- [TASK REQUIREMENTS] Repeat the lines between the one containing "point-action: [112, 227, 118, 234]" and the one containing "point-comedy: [249, 196, 256, 203]", inclusive, with nothing else.

## start

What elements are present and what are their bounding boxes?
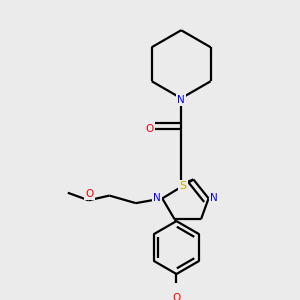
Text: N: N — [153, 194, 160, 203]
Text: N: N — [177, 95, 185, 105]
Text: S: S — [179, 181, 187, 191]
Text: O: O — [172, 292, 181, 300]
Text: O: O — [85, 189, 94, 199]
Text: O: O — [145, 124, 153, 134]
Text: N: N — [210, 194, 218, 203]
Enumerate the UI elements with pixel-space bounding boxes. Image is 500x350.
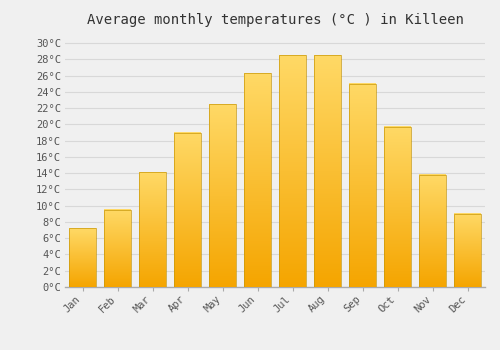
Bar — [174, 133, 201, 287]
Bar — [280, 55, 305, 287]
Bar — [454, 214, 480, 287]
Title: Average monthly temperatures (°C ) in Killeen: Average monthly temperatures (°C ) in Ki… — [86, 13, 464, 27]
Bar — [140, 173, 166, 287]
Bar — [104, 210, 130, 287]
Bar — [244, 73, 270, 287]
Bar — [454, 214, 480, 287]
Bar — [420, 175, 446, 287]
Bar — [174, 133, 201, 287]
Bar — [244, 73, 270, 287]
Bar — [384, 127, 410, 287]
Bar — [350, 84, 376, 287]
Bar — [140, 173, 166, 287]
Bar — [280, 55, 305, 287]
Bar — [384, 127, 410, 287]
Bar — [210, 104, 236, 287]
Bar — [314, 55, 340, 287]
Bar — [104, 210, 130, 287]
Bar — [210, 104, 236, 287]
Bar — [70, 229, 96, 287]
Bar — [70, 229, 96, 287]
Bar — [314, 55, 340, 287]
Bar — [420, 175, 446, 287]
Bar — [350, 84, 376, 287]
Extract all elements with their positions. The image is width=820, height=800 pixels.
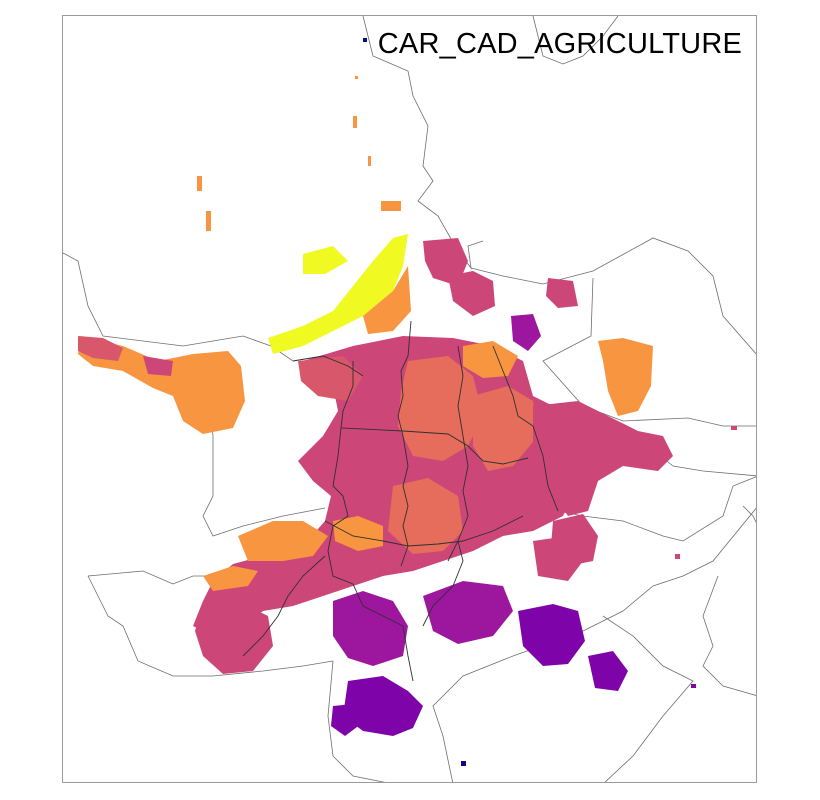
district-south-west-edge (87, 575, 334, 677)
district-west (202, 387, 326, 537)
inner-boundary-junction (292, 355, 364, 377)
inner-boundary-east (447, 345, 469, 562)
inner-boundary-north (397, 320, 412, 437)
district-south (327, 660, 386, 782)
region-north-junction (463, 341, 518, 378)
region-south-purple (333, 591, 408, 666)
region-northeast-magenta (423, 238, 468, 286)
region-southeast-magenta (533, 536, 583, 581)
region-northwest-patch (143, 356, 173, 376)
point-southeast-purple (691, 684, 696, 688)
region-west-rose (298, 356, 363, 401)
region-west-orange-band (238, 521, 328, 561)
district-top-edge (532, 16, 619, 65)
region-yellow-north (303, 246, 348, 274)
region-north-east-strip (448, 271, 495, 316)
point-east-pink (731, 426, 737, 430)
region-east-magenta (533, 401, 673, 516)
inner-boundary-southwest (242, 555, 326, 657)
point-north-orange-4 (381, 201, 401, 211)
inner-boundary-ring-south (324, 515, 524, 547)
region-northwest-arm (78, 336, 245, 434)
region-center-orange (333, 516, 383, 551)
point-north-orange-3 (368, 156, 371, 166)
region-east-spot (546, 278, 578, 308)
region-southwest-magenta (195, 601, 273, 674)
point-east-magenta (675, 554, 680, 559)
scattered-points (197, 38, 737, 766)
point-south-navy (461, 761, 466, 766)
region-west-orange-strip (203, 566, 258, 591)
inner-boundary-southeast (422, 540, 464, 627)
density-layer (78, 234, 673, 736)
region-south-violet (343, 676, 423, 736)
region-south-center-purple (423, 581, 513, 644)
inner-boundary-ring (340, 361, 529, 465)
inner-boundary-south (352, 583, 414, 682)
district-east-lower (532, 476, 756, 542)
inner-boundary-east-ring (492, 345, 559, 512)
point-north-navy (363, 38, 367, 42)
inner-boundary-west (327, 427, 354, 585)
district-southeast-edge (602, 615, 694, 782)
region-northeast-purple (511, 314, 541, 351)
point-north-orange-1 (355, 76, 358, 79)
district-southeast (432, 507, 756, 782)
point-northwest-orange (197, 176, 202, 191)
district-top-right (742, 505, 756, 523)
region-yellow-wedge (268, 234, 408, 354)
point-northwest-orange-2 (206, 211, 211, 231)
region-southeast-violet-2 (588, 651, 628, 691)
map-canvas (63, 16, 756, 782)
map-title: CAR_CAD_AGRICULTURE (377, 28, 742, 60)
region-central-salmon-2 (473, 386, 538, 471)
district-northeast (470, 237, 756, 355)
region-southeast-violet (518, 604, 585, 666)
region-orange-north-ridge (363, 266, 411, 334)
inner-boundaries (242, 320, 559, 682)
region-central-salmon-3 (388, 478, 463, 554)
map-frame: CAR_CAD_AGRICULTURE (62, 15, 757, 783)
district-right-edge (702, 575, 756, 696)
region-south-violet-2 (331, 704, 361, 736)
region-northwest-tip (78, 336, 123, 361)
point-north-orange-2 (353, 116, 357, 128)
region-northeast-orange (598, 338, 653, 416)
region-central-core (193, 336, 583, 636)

## end
## start

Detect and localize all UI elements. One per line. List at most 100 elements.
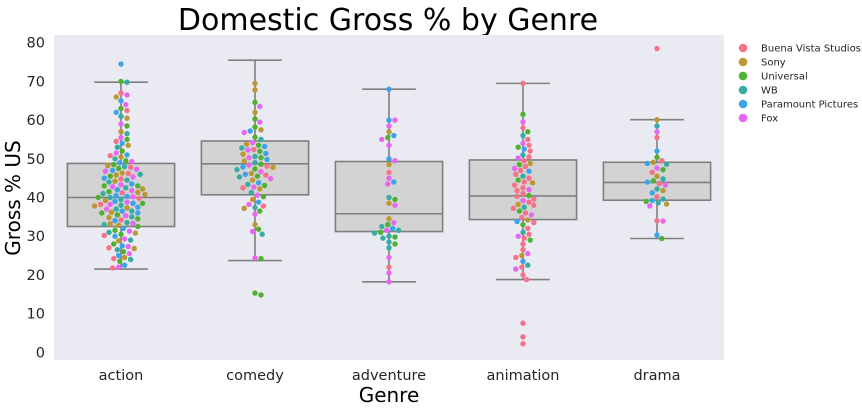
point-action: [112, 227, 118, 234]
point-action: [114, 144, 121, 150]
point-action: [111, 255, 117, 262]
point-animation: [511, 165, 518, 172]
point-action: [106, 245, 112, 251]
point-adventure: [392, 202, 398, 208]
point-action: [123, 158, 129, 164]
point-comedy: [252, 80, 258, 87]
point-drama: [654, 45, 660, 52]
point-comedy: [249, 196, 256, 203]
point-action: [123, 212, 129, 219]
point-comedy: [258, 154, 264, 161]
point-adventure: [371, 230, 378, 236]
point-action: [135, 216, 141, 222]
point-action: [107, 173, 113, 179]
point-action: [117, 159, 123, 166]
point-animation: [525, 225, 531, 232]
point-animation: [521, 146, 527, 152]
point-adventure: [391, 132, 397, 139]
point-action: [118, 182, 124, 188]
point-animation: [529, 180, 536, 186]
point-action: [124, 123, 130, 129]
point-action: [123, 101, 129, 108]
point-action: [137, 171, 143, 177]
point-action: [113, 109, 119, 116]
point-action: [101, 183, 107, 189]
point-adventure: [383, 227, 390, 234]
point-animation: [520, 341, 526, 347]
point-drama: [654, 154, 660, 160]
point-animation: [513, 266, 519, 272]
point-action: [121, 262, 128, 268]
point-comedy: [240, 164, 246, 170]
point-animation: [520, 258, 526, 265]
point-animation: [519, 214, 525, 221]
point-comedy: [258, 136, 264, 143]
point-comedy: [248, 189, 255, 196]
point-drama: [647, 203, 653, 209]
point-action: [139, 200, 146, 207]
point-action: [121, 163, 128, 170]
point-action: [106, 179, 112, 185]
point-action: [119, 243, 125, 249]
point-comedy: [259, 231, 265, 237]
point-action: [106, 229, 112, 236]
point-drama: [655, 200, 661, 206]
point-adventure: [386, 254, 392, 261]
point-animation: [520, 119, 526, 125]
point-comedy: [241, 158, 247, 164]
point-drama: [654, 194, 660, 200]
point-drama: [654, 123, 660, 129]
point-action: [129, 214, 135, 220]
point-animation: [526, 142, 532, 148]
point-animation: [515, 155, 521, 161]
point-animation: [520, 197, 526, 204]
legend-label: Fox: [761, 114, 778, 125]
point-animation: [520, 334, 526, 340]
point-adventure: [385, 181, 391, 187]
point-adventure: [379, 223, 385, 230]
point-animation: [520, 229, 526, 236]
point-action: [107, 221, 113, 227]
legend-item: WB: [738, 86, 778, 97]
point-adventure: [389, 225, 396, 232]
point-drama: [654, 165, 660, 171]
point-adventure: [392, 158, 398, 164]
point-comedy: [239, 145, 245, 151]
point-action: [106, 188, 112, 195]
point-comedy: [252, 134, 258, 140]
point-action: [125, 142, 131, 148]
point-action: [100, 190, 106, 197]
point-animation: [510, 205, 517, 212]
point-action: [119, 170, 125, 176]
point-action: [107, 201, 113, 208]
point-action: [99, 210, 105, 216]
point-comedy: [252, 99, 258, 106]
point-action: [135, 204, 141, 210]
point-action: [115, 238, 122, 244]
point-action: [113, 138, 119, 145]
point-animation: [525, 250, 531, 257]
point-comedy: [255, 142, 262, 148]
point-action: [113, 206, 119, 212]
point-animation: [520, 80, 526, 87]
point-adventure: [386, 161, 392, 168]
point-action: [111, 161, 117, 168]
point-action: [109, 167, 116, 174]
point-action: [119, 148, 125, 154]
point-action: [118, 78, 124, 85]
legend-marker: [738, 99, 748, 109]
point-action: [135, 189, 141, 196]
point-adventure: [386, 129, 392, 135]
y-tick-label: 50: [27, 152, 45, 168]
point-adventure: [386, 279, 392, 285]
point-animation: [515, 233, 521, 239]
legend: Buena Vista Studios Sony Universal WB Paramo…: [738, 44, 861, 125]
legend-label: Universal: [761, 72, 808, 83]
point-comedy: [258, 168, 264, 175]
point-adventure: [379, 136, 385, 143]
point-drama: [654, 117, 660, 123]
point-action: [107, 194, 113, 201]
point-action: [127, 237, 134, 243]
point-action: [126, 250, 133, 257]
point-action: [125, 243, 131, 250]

## end

- [WRITTEN ANSWER]
point-action: [112, 227, 118, 234]
point-action: [114, 144, 121, 150]
point-action: [111, 255, 117, 262]
point-animation: [511, 165, 518, 172]
point-action: [106, 245, 112, 251]
point-adventure: [392, 202, 398, 208]
point-action: [123, 158, 129, 164]
point-comedy: [252, 80, 258, 87]
point-drama: [654, 45, 660, 52]
point-comedy: [249, 196, 256, 203]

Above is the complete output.